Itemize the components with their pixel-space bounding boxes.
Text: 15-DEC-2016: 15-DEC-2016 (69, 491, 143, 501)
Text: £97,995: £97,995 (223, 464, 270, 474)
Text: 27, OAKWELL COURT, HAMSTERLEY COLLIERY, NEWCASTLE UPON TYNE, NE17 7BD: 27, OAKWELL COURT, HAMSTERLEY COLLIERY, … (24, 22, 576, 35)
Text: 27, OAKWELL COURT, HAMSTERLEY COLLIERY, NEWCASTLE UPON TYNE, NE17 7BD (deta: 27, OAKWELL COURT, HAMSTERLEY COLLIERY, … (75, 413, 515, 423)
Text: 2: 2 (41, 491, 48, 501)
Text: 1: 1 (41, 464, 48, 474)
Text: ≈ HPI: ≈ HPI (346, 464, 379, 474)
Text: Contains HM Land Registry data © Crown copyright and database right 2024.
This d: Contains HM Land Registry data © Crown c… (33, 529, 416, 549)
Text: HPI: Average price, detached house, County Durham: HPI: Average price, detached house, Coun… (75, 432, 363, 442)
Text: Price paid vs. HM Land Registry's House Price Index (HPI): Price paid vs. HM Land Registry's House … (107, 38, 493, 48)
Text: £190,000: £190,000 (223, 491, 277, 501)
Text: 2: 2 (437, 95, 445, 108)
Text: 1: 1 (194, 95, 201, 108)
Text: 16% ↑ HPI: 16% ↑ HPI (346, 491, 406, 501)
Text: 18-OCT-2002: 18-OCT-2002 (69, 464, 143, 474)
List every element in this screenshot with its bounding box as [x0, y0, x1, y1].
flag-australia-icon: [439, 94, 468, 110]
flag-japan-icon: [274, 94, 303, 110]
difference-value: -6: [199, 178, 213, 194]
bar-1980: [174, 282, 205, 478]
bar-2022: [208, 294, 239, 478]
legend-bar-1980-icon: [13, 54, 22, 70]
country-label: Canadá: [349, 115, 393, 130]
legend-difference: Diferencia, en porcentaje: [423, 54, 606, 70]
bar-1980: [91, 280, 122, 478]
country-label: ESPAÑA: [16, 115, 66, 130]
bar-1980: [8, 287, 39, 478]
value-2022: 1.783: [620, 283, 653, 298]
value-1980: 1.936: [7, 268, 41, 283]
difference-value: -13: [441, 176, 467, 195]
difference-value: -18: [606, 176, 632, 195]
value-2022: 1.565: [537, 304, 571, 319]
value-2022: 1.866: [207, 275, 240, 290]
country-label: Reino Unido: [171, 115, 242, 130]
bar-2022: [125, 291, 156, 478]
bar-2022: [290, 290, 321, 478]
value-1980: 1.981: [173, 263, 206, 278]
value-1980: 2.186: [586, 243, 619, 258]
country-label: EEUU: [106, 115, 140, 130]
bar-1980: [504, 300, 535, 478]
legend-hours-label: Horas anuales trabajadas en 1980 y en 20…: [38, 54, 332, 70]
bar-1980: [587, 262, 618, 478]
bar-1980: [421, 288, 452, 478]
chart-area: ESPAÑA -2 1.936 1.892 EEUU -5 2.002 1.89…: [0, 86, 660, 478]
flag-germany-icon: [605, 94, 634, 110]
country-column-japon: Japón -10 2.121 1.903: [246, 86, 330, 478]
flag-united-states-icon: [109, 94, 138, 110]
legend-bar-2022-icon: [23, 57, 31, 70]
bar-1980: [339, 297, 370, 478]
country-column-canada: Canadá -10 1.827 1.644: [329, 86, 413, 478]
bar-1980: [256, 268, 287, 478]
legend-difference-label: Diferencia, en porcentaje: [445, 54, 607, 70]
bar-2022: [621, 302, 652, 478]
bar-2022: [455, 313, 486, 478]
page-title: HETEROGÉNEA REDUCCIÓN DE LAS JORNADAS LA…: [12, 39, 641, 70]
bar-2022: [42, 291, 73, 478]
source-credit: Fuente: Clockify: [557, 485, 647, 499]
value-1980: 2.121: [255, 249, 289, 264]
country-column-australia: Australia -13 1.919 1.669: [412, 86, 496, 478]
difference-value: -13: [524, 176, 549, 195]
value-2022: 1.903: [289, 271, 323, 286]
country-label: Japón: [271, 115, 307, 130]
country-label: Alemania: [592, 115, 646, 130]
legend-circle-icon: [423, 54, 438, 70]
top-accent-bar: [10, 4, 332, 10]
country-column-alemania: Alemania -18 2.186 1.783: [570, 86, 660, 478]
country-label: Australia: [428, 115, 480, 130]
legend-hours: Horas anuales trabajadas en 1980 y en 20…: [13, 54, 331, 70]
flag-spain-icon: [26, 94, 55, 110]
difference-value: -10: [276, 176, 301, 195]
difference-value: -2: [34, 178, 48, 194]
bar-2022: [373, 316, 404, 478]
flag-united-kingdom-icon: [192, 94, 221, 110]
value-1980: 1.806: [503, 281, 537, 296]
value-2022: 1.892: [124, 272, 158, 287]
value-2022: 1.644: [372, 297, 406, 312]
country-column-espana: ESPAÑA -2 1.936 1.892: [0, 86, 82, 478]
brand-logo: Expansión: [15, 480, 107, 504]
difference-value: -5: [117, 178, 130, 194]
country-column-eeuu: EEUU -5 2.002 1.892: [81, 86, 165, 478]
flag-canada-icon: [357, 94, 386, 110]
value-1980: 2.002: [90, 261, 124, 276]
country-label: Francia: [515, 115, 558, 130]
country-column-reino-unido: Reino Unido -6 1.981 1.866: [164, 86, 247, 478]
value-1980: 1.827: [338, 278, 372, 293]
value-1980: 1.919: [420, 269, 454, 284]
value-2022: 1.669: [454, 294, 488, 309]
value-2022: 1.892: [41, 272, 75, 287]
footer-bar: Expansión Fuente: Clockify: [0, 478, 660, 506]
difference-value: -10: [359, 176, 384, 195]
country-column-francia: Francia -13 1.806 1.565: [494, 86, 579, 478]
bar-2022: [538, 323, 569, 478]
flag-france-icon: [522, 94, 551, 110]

——————

AIM - Edit the records so that each "country-label" reads "country-name", keeping every other line the same.

RESPONSE FOR THIS EXERCISE -
Itemize the components with their pixel-space bounding boxes.
Text: 15-DEC-2016: 15-DEC-2016 (69, 491, 143, 501)
Text: £97,995: £97,995 (223, 464, 270, 474)
Text: 27, OAKWELL COURT, HAMSTERLEY COLLIERY, NEWCASTLE UPON TYNE, NE17 7BD: 27, OAKWELL COURT, HAMSTERLEY COLLIERY, … (24, 22, 576, 35)
Text: 27, OAKWELL COURT, HAMSTERLEY COLLIERY, NEWCASTLE UPON TYNE, NE17 7BD (deta: 27, OAKWELL COURT, HAMSTERLEY COLLIERY, … (75, 413, 515, 423)
Text: 2: 2 (41, 491, 48, 501)
Text: 1: 1 (41, 464, 48, 474)
Text: ≈ HPI: ≈ HPI (346, 464, 379, 474)
Text: Contains HM Land Registry data © Crown copyright and database right 2024.
This d: Contains HM Land Registry data © Crown c… (33, 529, 416, 549)
Text: HPI: Average price, detached house, County Durham: HPI: Average price, detached house, Coun… (75, 432, 363, 442)
Text: Price paid vs. HM Land Registry's House Price Index (HPI): Price paid vs. HM Land Registry's House … (107, 38, 493, 48)
Text: £190,000: £190,000 (223, 491, 277, 501)
Text: 2: 2 (437, 95, 445, 108)
Text: 1: 1 (194, 95, 201, 108)
Text: 16% ↑ HPI: 16% ↑ HPI (346, 491, 406, 501)
Text: 18-OCT-2002: 18-OCT-2002 (69, 464, 143, 474)
List every element in this screenshot with its bounding box as [x0, y0, x1, y1].
flag-australia-icon: [439, 94, 468, 110]
flag-japan-icon: [274, 94, 303, 110]
difference-value: -6: [199, 178, 213, 194]
bar-1980: [174, 282, 205, 478]
bar-2022: [208, 294, 239, 478]
legend-bar-1980-icon: [13, 54, 22, 70]
country-name: Canadá: [349, 115, 393, 130]
legend-difference: Diferencia, en porcentaje: [423, 54, 606, 70]
bar-1980: [91, 280, 122, 478]
country-name: ESPAÑA: [16, 115, 66, 130]
bar-1980: [8, 287, 39, 478]
value-2022: 1.783: [620, 283, 653, 298]
value-1980: 1.936: [7, 268, 41, 283]
difference-value: -13: [441, 176, 467, 195]
difference-value: -18: [606, 176, 632, 195]
value-2022: 1.565: [537, 304, 571, 319]
value-2022: 1.866: [207, 275, 240, 290]
country-name: Reino Unido: [171, 115, 242, 130]
bar-2022: [125, 291, 156, 478]
bar-2022: [290, 290, 321, 478]
value-1980: 1.981: [173, 263, 206, 278]
value-1980: 2.186: [586, 243, 619, 258]
country-name: EEUU: [106, 115, 140, 130]
bar-1980: [504, 300, 535, 478]
legend-hours-label: Horas anuales trabajadas en 1980 y en 20…: [38, 54, 332, 70]
bar-1980: [587, 262, 618, 478]
bar-1980: [421, 288, 452, 478]
chart-area: ESPAÑA -2 1.936 1.892 EEUU -5 2.002 1.89…: [0, 86, 660, 478]
flag-germany-icon: [605, 94, 634, 110]
country-column-japon: Japón -10 2.121 1.903: [246, 86, 330, 478]
flag-united-states-icon: [109, 94, 138, 110]
legend-bar-2022-icon: [23, 57, 31, 70]
bar-1980: [339, 297, 370, 478]
country-column-canada: Canadá -10 1.827 1.644: [329, 86, 413, 478]
bar-1980: [256, 268, 287, 478]
legend-difference-label: Diferencia, en porcentaje: [445, 54, 607, 70]
bar-2022: [621, 302, 652, 478]
bar-2022: [455, 313, 486, 478]
page-title: HETEROGÉNEA REDUCCIÓN DE LAS JORNADAS LA…: [12, 39, 641, 70]
bar-2022: [42, 291, 73, 478]
source-credit: Fuente: Clockify: [557, 485, 647, 499]
value-1980: 2.121: [255, 249, 289, 264]
country-column-australia: Australia -13 1.919 1.669: [412, 86, 496, 478]
difference-value: -13: [524, 176, 549, 195]
value-2022: 1.903: [289, 271, 323, 286]
country-name: Japón: [271, 115, 307, 130]
country-name: Alemania: [592, 115, 646, 130]
legend-circle-icon: [423, 54, 438, 70]
top-accent-bar: [10, 4, 332, 10]
country-column-alemania: Alemania -18 2.186 1.783: [570, 86, 660, 478]
country-name: Australia: [428, 115, 480, 130]
legend-hours: Horas anuales trabajadas en 1980 y en 20…: [13, 54, 331, 70]
flag-spain-icon: [26, 94, 55, 110]
difference-value: -10: [276, 176, 301, 195]
difference-value: -2: [34, 178, 48, 194]
bar-2022: [373, 316, 404, 478]
flag-united-kingdom-icon: [192, 94, 221, 110]
value-1980: 1.806: [503, 281, 537, 296]
value-2022: 1.892: [124, 272, 158, 287]
value-2022: 1.644: [372, 297, 406, 312]
country-column-espana: ESPAÑA -2 1.936 1.892: [0, 86, 82, 478]
brand-logo: Expansión: [15, 480, 107, 504]
difference-value: -5: [117, 178, 130, 194]
country-column-eeuu: EEUU -5 2.002 1.892: [81, 86, 165, 478]
flag-canada-icon: [357, 94, 386, 110]
value-1980: 2.002: [90, 261, 124, 276]
country-name: Francia: [515, 115, 558, 130]
country-column-reino-unido: Reino Unido -6 1.981 1.866: [164, 86, 247, 478]
value-1980: 1.827: [338, 278, 372, 293]
value-1980: 1.919: [420, 269, 454, 284]
value-2022: 1.669: [454, 294, 488, 309]
value-2022: 1.892: [41, 272, 75, 287]
footer-bar: Expansión Fuente: Clockify: [0, 478, 660, 506]
difference-value: -10: [359, 176, 384, 195]
country-column-francia: Francia -13 1.806 1.565: [494, 86, 579, 478]
bar-2022: [538, 323, 569, 478]
flag-france-icon: [522, 94, 551, 110]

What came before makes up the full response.